**PROBLEM TO WORK ON**
Reproduce every line of the listing as written, apart from the pictures.

**RECORDS TO PROCESS**
"""
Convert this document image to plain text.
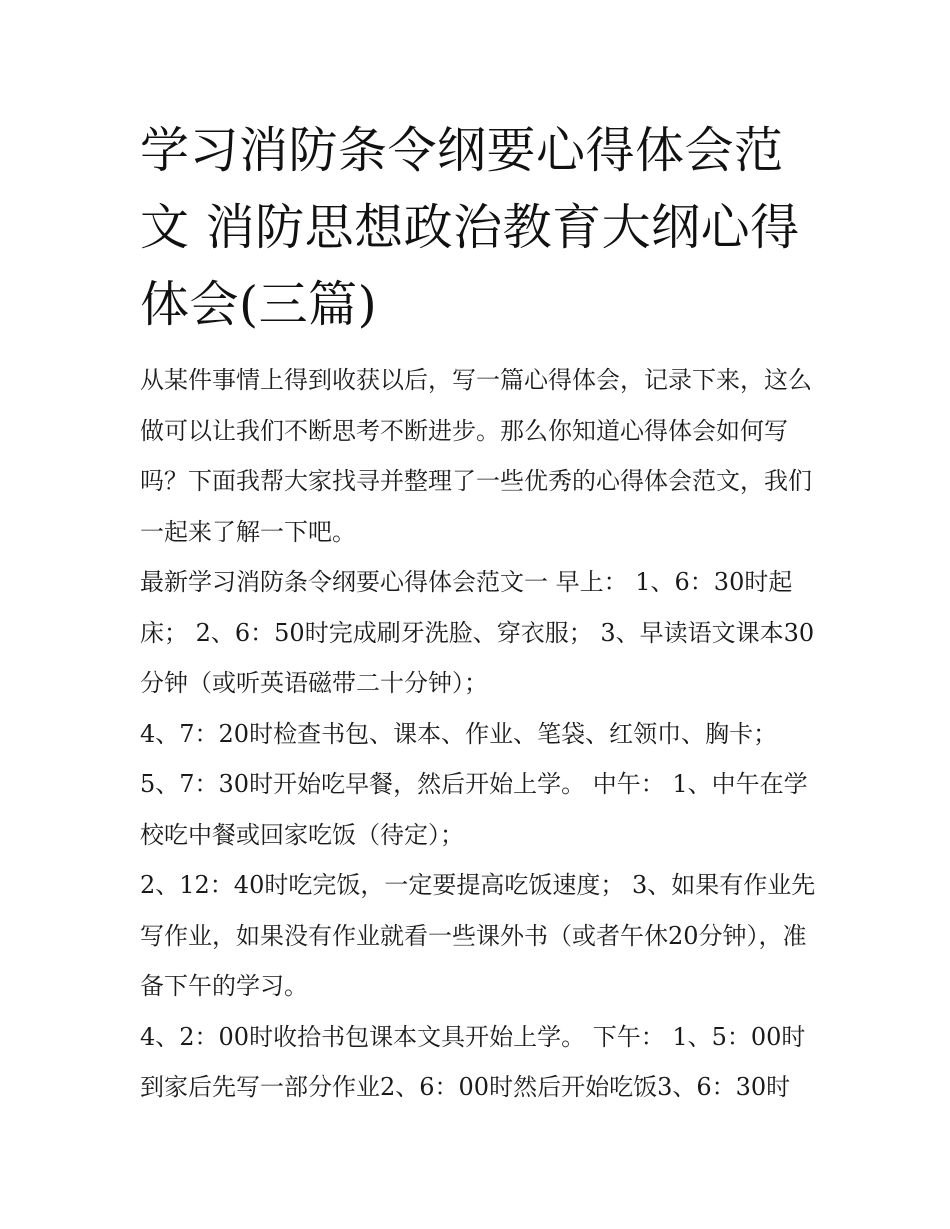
学习消防条令纲要心得体会范
文 消防思想政治教育大纲心得
体会(三篇)

从某件事情上得到收获以后，写一篇心得体会，记录下来，这么做可以让我们不断思考不断进步。那么你知道心得体会如何写吗？下面我帮大家找寻并整理了一些优秀的心得体会范文，我们一起来了解一下吧。

最新学习消防条令纲要心得体会范文一 早上： 1、6：30时起床； 2、6：50时完成刷牙洗脸、穿衣服； 3、早读语文课本30分钟（或听英语磁带二十分钟）；

4、7：20时检查书包、课本、作业、笔袋、红领巾、胸卡；

5、7：30时开始吃早餐，然后开始上学。 中午： 1、中午在学校吃中餐或回家吃饭（待定）；

2、12：40时吃完饭，一定要提高吃饭速度； 3、如果有作业先写作业，如果没有作业就看一些课外书（或者午休20分钟），准备下午的学习。

4、2：00时收拾书包课本文具开始上学。 下午： 1、5：00时到家后先写一部分作业2、6：00时然后开始吃饭3、6：30时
"""
**THE COMPLETED TASK**
Convert this document image to plain text.
学习消防条令纲要心得体会范
文 消防思想政治教育大纲心得
体会(三篇)

从某件事情上得到收获以后，写一篇心得体会，记录下来，这么做可以让我们不断思考不断进步。那么你知道心得体会如何写吗？下面我帮大家找寻并整理了一些优秀的心得体会范文，我们一起来了解一下吧。

最新学习消防条令纲要心得体会范文一 早上： 1、6：30时起床； 2、6：50时完成刷牙洗脸、穿衣服； 3、早读语文课本30分钟（或听英语磁带二十分钟）；

4、7：20时检查书包、课本、作业、笔袋、红领巾、胸卡；

5、7：30时开始吃早餐，然后开始上学。 中午： 1、中午在学校吃中餐或回家吃饭（待定）；

2、12：40时吃完饭，一定要提高吃饭速度； 3、如果有作业先写作业，如果没有作业就看一些课外书（或者午休20分钟），准备下午的学习。

4、2：00时收拾书包课本文具开始上学。 下午： 1、5：00时到家后先写一部分作业2、6：00时然后开始吃饭3、6：30时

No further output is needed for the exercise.